» What to work on
Retype all the records with nothing changed.

— Start Dataset excerpts —

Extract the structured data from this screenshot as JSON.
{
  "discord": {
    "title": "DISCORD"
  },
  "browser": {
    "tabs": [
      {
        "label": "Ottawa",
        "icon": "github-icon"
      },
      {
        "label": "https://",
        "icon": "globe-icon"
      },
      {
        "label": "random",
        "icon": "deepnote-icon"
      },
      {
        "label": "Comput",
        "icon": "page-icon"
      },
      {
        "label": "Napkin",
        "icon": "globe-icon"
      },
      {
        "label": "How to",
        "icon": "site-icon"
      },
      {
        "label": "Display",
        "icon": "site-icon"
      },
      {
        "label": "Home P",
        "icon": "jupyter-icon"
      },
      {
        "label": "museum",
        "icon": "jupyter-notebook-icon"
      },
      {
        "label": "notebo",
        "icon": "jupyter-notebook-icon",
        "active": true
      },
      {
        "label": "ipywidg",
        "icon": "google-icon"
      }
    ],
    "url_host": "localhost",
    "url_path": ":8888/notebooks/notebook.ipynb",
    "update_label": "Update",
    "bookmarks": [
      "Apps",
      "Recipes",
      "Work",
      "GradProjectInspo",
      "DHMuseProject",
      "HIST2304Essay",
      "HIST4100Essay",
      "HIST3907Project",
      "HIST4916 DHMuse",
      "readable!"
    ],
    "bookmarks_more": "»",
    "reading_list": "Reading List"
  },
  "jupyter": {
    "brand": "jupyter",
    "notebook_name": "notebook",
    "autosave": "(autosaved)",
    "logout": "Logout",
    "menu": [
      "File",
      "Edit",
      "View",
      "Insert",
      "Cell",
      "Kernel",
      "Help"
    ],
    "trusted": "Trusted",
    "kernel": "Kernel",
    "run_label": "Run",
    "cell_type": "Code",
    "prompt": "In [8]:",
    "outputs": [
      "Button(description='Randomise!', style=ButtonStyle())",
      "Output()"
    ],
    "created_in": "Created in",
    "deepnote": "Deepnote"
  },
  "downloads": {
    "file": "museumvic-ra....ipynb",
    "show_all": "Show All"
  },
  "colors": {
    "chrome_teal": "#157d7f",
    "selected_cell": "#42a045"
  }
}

— End Dataset excerpts —

» Worked solution
Extract the structured data from this screenshot as JSON.
{
  "discord": {
    "title": "DISCORD"
  },
  "browser": {
    "tabs": [
      {
        "label": "Ottawa",
        "icon": "github-icon"
      },
      {
        "label": "https://",
        "icon": "globe-icon"
      },
      {
        "label": "random",
        "icon": "deepnote-icon"
      },
      {
        "label": "Comput",
        "icon": "page-icon"
      },
      {
        "label": "Napkin",
        "icon": "globe-icon"
      },
      {
        "label": "How to",
        "icon": "site-icon"
      },
      {
        "label": "Display",
        "icon": "site-icon"
      },
      {
        "label": "Home P",
        "icon": "jupyter-icon"
      },
      {
        "label": "museum",
        "icon": "jupyter-notebook-icon"
      },
      {
        "label": "notebo",
        "icon": "jupyter-notebook-icon",
        "active": true
      },
      {
        "label": "ipywidg",
        "icon": "google-icon"
      }
    ],
    "url_host": "localhost",
    "url_path": ":8888/notebooks/notebook.ipynb",
    "update_label": "Update",
    "bookmarks": [
      "Apps",
      "Recipes",
      "Work",
      "GradProjectInspo",
      "DHMuseProject",
      "HIST2304Essay",
      "HIST4100Essay",
      "HIST3907Project",
      "HIST4916 DHMuse",
      "readable!"
    ],
    "bookmarks_more": "»",
    "reading_list": "Reading List"
  },
  "jupyter": {
    "brand": "jupyter",
    "notebook_name": "notebook",
    "autosave": "(autosaved)",
    "logout": "Logout",
    "menu": [
      "File",
      "Edit",
      "View",
      "Insert",
      "Cell",
      "Kernel",
      "Help"
    ],
    "trusted": "Trusted",
    "kernel": "Kernel",
    "run_label": "Run",
    "cell_type": "Code",
    "prompt": "In [8]:",
    "outputs": [
      "Button(description='Randomise!', style=ButtonStyle())",
      "Output()"
    ],
    "created_in": "Created in",
    "deepnote": "Deepnote"
  },
  "downloads": {
    "file": "museumvic-ra....ipynb",
    "show_all": "Show All"
  },
  "colors": {
    "chrome_teal": "#157d7f",
    "selected_cell": "#42a045"
  }
}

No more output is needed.